- What is needed
Every record must be repeated exactly; omit any pictures they contain.

— begin Raw data —

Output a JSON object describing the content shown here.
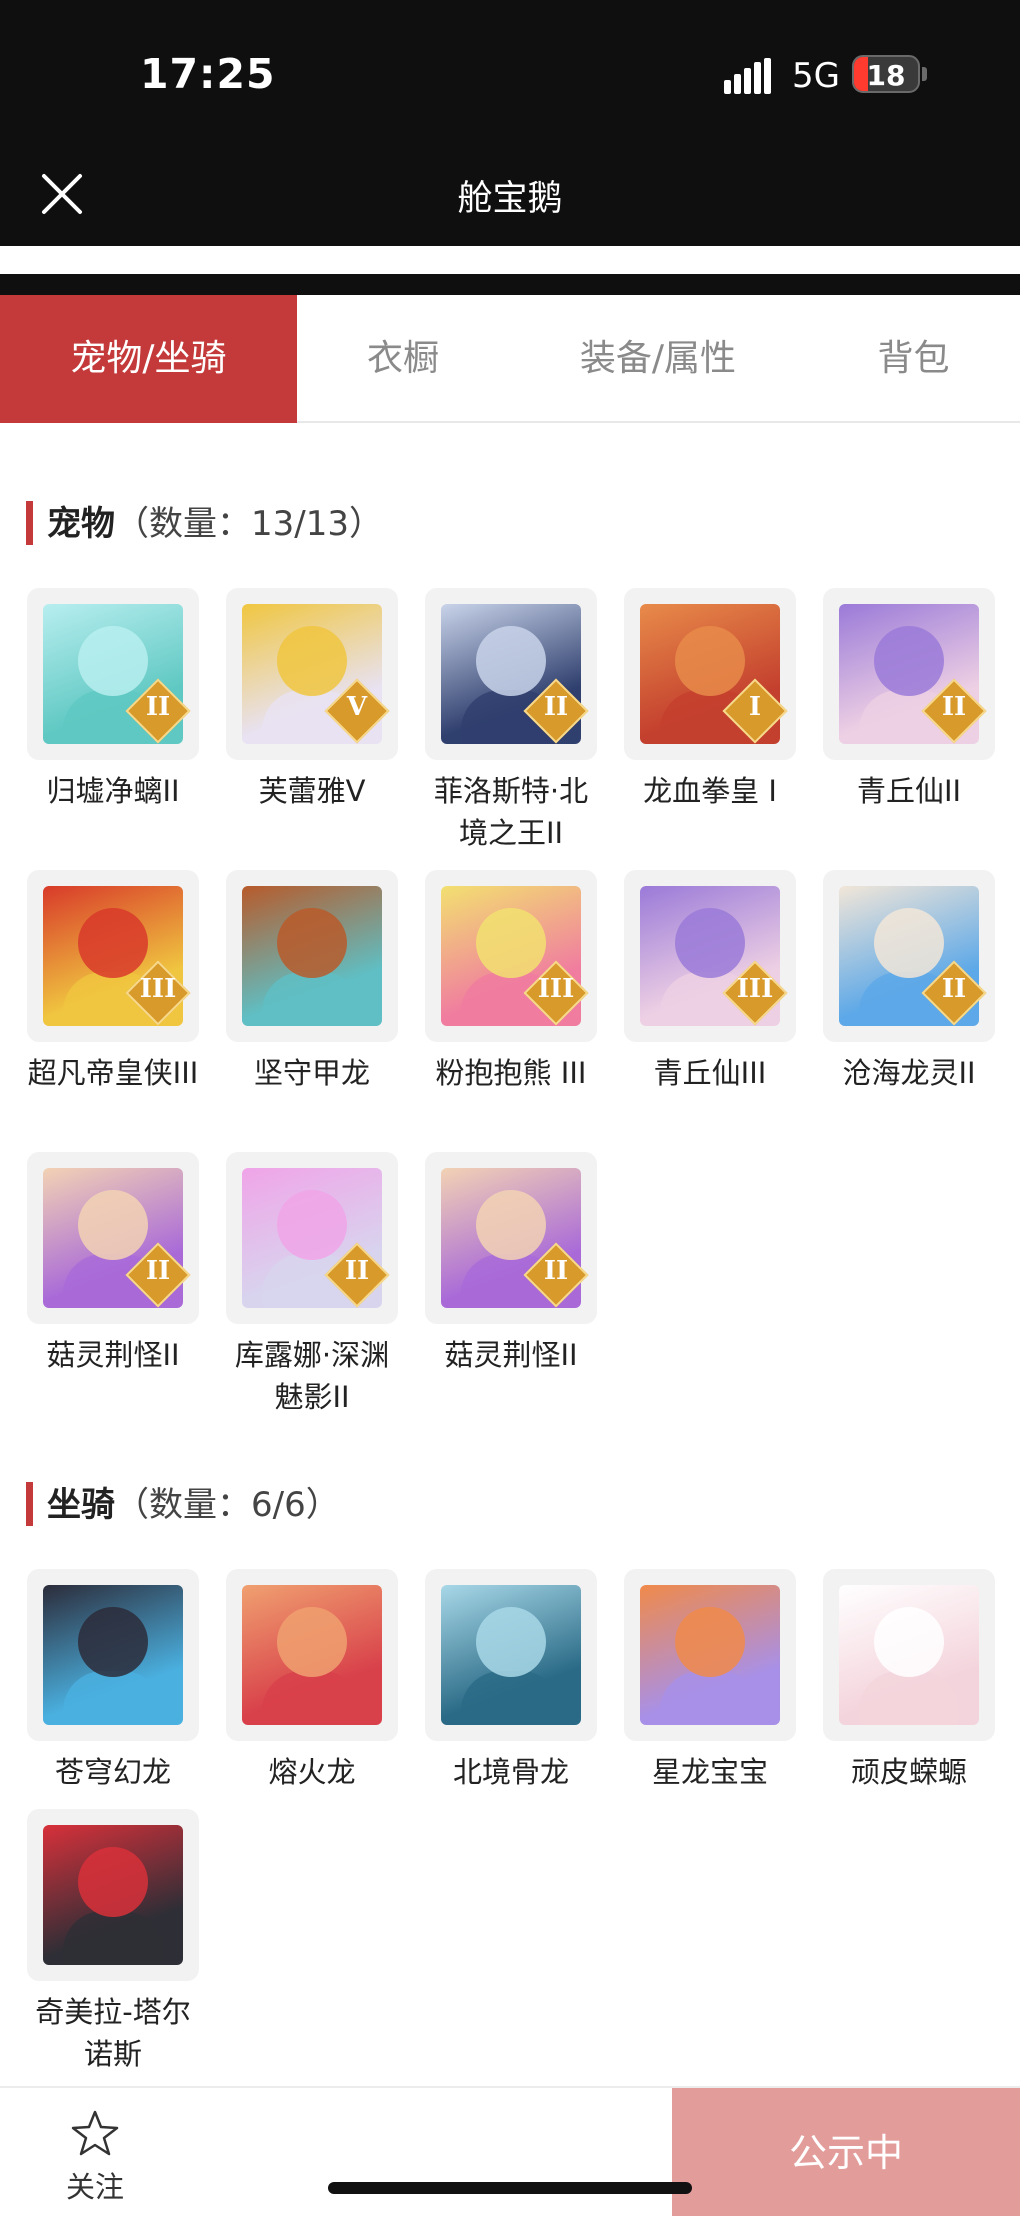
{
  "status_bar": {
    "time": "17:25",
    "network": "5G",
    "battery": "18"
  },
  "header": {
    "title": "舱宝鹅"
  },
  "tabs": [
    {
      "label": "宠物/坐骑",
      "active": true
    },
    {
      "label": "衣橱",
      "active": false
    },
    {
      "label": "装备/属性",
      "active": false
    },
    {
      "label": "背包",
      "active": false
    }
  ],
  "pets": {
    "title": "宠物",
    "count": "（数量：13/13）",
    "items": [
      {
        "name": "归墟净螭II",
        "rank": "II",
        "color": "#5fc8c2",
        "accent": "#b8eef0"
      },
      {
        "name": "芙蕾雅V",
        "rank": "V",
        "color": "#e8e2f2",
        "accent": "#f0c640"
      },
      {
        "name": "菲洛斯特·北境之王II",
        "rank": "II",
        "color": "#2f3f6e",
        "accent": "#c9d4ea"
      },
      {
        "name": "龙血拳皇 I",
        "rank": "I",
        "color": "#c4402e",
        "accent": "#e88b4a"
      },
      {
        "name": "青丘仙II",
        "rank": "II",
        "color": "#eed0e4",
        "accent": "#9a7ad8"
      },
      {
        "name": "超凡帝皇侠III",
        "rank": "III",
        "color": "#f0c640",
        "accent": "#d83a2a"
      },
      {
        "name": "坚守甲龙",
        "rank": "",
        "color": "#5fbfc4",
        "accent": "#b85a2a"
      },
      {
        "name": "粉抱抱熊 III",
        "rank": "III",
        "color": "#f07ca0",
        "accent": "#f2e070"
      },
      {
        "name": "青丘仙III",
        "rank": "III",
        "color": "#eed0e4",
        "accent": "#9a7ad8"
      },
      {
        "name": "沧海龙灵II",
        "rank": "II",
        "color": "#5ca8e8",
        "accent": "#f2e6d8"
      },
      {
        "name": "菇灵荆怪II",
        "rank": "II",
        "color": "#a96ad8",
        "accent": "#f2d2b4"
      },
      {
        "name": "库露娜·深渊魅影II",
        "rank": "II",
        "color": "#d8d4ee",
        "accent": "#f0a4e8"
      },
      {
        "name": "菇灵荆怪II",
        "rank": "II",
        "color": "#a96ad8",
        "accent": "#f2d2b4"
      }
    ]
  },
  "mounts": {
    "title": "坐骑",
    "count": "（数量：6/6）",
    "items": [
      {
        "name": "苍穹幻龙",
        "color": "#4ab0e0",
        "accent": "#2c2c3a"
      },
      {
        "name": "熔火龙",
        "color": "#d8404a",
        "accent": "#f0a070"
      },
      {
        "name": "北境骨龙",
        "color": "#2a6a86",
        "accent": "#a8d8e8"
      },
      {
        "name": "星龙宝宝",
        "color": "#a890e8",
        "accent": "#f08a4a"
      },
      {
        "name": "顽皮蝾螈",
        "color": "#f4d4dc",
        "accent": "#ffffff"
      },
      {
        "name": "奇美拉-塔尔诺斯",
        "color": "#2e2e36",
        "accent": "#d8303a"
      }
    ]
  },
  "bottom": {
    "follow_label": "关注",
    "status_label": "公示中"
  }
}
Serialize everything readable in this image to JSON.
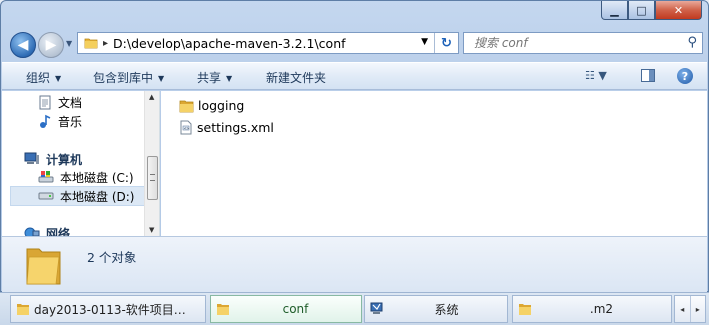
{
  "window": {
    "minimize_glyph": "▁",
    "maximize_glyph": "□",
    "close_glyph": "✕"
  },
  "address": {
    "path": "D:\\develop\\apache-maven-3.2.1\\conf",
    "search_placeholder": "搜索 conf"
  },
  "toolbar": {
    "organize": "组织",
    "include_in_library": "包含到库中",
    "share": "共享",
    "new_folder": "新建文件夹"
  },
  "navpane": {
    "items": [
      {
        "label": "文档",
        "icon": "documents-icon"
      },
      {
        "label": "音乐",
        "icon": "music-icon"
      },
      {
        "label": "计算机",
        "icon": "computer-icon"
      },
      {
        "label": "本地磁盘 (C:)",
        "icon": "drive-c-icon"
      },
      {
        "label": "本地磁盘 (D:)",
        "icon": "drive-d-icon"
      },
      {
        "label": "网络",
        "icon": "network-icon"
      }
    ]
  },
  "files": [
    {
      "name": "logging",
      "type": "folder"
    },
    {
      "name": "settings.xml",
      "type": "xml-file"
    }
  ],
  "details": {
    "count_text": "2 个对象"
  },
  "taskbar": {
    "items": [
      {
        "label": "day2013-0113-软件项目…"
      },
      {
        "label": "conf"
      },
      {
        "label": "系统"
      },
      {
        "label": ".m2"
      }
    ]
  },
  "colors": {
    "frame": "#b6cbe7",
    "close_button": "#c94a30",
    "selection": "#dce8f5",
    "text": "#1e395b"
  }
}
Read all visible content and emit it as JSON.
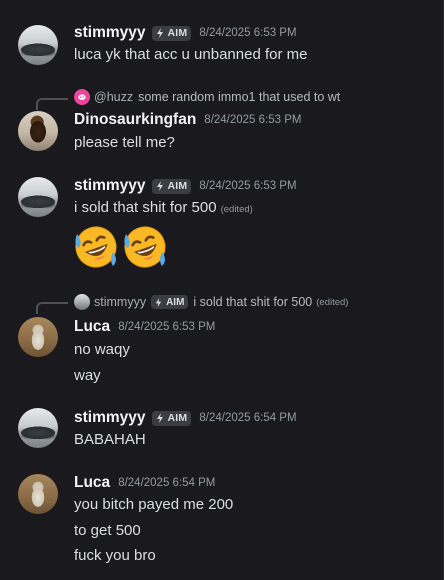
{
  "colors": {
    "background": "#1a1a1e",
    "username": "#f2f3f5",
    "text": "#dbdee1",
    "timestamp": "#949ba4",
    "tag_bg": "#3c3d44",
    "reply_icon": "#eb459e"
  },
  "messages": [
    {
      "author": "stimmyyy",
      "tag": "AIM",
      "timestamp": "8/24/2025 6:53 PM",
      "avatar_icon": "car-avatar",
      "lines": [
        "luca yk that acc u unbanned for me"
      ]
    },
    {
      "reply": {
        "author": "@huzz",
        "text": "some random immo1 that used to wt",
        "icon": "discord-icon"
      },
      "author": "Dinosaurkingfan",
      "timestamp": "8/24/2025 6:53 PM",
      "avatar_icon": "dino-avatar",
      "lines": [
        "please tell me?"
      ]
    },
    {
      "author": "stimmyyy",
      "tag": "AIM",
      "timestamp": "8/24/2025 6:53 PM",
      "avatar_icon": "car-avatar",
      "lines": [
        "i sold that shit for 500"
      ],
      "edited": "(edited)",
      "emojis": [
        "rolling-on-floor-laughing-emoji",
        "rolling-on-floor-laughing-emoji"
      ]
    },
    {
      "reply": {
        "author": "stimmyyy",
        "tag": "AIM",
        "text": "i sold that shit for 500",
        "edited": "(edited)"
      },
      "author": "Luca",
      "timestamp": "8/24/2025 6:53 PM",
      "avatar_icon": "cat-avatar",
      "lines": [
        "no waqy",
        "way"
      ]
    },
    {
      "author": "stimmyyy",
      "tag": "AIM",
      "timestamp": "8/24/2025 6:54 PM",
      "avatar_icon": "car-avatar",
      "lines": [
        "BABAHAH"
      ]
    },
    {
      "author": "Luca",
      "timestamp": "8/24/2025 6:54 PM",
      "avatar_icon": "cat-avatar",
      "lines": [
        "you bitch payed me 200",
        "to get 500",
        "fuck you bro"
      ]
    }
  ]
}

— end Raw data —

- Written answer
Output a JSON object describing the content shown here.
{
  "status_bar": {
    "time": "17:25",
    "network": "5G",
    "battery": "18"
  },
  "header": {
    "title": "舱宝鹅"
  },
  "tabs": [
    {
      "label": "宠物/坐骑",
      "active": true
    },
    {
      "label": "衣橱",
      "active": false
    },
    {
      "label": "装备/属性",
      "active": false
    },
    {
      "label": "背包",
      "active": false
    }
  ],
  "pets": {
    "title": "宠物",
    "count": "（数量：13/13）",
    "items": [
      {
        "name": "归墟净螭II",
        "rank": "II",
        "color": "#5fc8c2",
        "accent": "#b8eef0"
      },
      {
        "name": "芙蕾雅V",
        "rank": "V",
        "color": "#e8e2f2",
        "accent": "#f0c640"
      },
      {
        "name": "菲洛斯特·北境之王II",
        "rank": "II",
        "color": "#2f3f6e",
        "accent": "#c9d4ea"
      },
      {
        "name": "龙血拳皇 I",
        "rank": "I",
        "color": "#c4402e",
        "accent": "#e88b4a"
      },
      {
        "name": "青丘仙II",
        "rank": "II",
        "color": "#eed0e4",
        "accent": "#9a7ad8"
      },
      {
        "name": "超凡帝皇侠III",
        "rank": "III",
        "color": "#f0c640",
        "accent": "#d83a2a"
      },
      {
        "name": "坚守甲龙",
        "rank": "",
        "color": "#5fbfc4",
        "accent": "#b85a2a"
      },
      {
        "name": "粉抱抱熊 III",
        "rank": "III",
        "color": "#f07ca0",
        "accent": "#f2e070"
      },
      {
        "name": "青丘仙III",
        "rank": "III",
        "color": "#eed0e4",
        "accent": "#9a7ad8"
      },
      {
        "name": "沧海龙灵II",
        "rank": "II",
        "color": "#5ca8e8",
        "accent": "#f2e6d8"
      },
      {
        "name": "菇灵荆怪II",
        "rank": "II",
        "color": "#a96ad8",
        "accent": "#f2d2b4"
      },
      {
        "name": "库露娜·深渊魅影II",
        "rank": "II",
        "color": "#d8d4ee",
        "accent": "#f0a4e8"
      },
      {
        "name": "菇灵荆怪II",
        "rank": "II",
        "color": "#a96ad8",
        "accent": "#f2d2b4"
      }
    ]
  },
  "mounts": {
    "title": "坐骑",
    "count": "（数量：6/6）",
    "items": [
      {
        "name": "苍穹幻龙",
        "color": "#4ab0e0",
        "accent": "#2c2c3a"
      },
      {
        "name": "熔火龙",
        "color": "#d8404a",
        "accent": "#f0a070"
      },
      {
        "name": "北境骨龙",
        "color": "#2a6a86",
        "accent": "#a8d8e8"
      },
      {
        "name": "星龙宝宝",
        "color": "#a890e8",
        "accent": "#f08a4a"
      },
      {
        "name": "顽皮蝾螈",
        "color": "#f4d4dc",
        "accent": "#ffffff"
      },
      {
        "name": "奇美拉-塔尔诺斯",
        "color": "#2e2e36",
        "accent": "#d8303a"
      }
    ]
  },
  "bottom": {
    "follow_label": "关注",
    "status_label": "公示中"
  }
}
Serialize everything readable in this image to JSON.
{
  "window": {
    "minimize_glyph": "▁",
    "maximize_glyph": "□",
    "close_glyph": "✕"
  },
  "address": {
    "path": "D:\\develop\\apache-maven-3.2.1\\conf",
    "search_placeholder": "搜索 conf"
  },
  "toolbar": {
    "organize": "组织",
    "include_in_library": "包含到库中",
    "share": "共享",
    "new_folder": "新建文件夹"
  },
  "navpane": {
    "items": [
      {
        "label": "文档",
        "icon": "documents-icon"
      },
      {
        "label": "音乐",
        "icon": "music-icon"
      },
      {
        "label": "计算机",
        "icon": "computer-icon"
      },
      {
        "label": "本地磁盘 (C:)",
        "icon": "drive-c-icon"
      },
      {
        "label": "本地磁盘 (D:)",
        "icon": "drive-d-icon"
      },
      {
        "label": "网络",
        "icon": "network-icon"
      }
    ]
  },
  "files": [
    {
      "name": "logging",
      "type": "folder"
    },
    {
      "name": "settings.xml",
      "type": "xml-file"
    }
  ],
  "details": {
    "count_text": "2 个对象"
  },
  "taskbar": {
    "items": [
      {
        "label": "day2013-0113-软件项目…"
      },
      {
        "label": "conf"
      },
      {
        "label": "系统"
      },
      {
        "label": ".m2"
      }
    ]
  },
  "colors": {
    "frame": "#b6cbe7",
    "close_button": "#c94a30",
    "selection": "#dce8f5",
    "text": "#1e395b"
  }
}
Read all visible content and emit it as JSON.
{
  "colors": {
    "background": "#1a1a1e",
    "username": "#f2f3f5",
    "text": "#dbdee1",
    "timestamp": "#949ba4",
    "tag_bg": "#3c3d44",
    "reply_icon": "#eb459e"
  },
  "messages": [
    {
      "author": "stimmyyy",
      "tag": "AIM",
      "timestamp": "8/24/2025 6:53 PM",
      "avatar_icon": "car-avatar",
      "lines": [
        "luca yk that acc u unbanned for me"
      ]
    },
    {
      "reply": {
        "author": "@huzz",
        "text": "some random immo1 that used to wt",
        "icon": "discord-icon"
      },
      "author": "Dinosaurkingfan",
      "timestamp": "8/24/2025 6:53 PM",
      "avatar_icon": "dino-avatar",
      "lines": [
        "please tell me?"
      ]
    },
    {
      "author": "stimmyyy",
      "tag": "AIM",
      "timestamp": "8/24/2025 6:53 PM",
      "avatar_icon": "car-avatar",
      "lines": [
        "i sold that shit for 500"
      ],
      "edited": "(edited)",
      "emojis": [
        "rolling-on-floor-laughing-emoji",
        "rolling-on-floor-laughing-emoji"
      ]
    },
    {
      "reply": {
        "author": "stimmyyy",
        "tag": "AIM",
        "text": "i sold that shit for 500",
        "edited": "(edited)"
      },
      "author": "Luca",
      "timestamp": "8/24/2025 6:53 PM",
      "avatar_icon": "cat-avatar",
      "lines": [
        "no waqy",
        "way"
      ]
    },
    {
      "author": "stimmyyy",
      "tag": "AIM",
      "timestamp": "8/24/2025 6:54 PM",
      "avatar_icon": "car-avatar",
      "lines": [
        "BABAHAH"
      ]
    },
    {
      "author": "Luca",
      "timestamp": "8/24/2025 6:54 PM",
      "avatar_icon": "cat-avatar",
      "lines": [
        "you bitch payed me 200",
        "to get 500",
        "fuck you bro"
      ]
    }
  ]
}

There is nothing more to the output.